Question

A friend of me challenged me to hack a small program he coded. Basically, it is an exe file that displays an image but in order to do so you need a key file with a password.

I started to reverse engineer it with ollydgb and I was able to figure out that a file with name key.txt needs to be present and contain the password. Another thing I realized is that my friend uses the password to calculate a memory adress and call it. So, if you have the wrong password, the application will crash since it will jump to a random address, probably causing a violation.

He basically stores de password in EBX. He puts a fixed value EAX. Then he does ADD EAX, EBX and finally CALL EAX.

So, knowing all this, if I know which address be executed next, I could just substract the address from the fixed value stored in EAX and I will get the HEX value corresponding to the password.

My problem is, how in the world can I know which should be the next address to be executed? I am fairly new to cracking...

I try to point to the next address after the CALL but it does not work. I also checked the libraries it is using and I certainly see opengl32 but I am not sure if I have to jump somehow to that library.

My question is, how can I figure out which is the next address to be executed?

Was it helpful?

::::::::::

• [Questions]:
**1.** Reproduce the part of the cracking post that begins with the words "I started to" and ends with "new to cracking...", copying it word for word.
**2.** Answer these from the cracking post:
(a) What is the name of the file that must be present and contain the password?
(b) In which register is the password stored?
(c) Which library does the writer say they see among those the program uses?

::::::::::

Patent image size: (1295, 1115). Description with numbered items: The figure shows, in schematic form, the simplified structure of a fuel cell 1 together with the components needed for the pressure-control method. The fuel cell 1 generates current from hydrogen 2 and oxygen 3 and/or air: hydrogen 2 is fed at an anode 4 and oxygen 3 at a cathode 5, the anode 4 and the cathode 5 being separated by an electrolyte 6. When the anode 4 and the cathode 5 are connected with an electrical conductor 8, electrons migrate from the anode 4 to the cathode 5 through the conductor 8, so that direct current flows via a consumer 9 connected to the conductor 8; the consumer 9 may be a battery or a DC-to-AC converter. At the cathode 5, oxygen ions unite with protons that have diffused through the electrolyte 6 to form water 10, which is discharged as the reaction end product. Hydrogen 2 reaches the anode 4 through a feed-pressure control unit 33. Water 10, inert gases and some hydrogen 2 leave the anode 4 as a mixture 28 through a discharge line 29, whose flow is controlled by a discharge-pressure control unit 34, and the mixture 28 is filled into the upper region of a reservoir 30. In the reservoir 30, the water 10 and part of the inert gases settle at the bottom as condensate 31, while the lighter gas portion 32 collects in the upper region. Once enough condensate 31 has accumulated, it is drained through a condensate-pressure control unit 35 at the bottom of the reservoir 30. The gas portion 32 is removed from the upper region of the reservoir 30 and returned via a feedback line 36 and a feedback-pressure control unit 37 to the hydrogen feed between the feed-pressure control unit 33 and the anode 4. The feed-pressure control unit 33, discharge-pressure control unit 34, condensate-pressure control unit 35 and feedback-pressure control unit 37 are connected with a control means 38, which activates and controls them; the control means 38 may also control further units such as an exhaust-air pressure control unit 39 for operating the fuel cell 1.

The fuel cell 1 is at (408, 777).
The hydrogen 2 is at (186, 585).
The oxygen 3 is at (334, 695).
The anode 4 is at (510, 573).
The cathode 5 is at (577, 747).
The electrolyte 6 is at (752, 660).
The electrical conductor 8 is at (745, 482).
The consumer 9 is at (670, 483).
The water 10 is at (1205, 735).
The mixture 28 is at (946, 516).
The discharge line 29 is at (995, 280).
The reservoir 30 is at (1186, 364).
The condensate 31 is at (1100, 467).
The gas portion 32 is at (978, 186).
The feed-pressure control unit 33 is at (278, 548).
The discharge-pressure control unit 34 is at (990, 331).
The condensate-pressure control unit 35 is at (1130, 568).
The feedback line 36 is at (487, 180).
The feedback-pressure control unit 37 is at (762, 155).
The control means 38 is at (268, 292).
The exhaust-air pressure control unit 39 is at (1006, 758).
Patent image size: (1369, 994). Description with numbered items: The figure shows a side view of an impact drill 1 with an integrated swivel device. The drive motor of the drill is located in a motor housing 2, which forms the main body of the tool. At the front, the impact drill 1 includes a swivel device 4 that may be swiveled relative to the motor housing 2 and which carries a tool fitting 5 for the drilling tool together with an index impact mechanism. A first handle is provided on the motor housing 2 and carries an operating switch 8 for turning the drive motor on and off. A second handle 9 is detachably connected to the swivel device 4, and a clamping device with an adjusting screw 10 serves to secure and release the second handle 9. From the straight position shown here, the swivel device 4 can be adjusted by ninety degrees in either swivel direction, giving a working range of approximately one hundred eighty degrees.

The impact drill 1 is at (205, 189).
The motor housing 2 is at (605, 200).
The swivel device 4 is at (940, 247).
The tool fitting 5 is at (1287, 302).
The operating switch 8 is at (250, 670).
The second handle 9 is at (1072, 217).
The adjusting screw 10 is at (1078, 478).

::::::::::

• [Task responses]:
**1.**
I started to reverse engineer it with ollydgb and I was able to figure out that a file with name key.txt needs to be present and contain the password. Another thing I realized is that my friend uses the password to calculate a memory adress and call it. So, if you have the wrong password, the application will crash since it will jump to a random address, probably causing a violation.

He basically stores de password in EBX. He puts a fixed value EAX. Then he does ADD EAX, EBX and finally CALL EAX.

So, knowing all this, if I know which address be executed next, I could just substract the address from the fixed value stored in EAX and I will get the HEX value corresponding to the password.

My problem is, how in the world can I know which should be the next address to be executed? I am fairly new to cracking...

**2.**
(a) key.txt
(b) EBX
(c) opengl32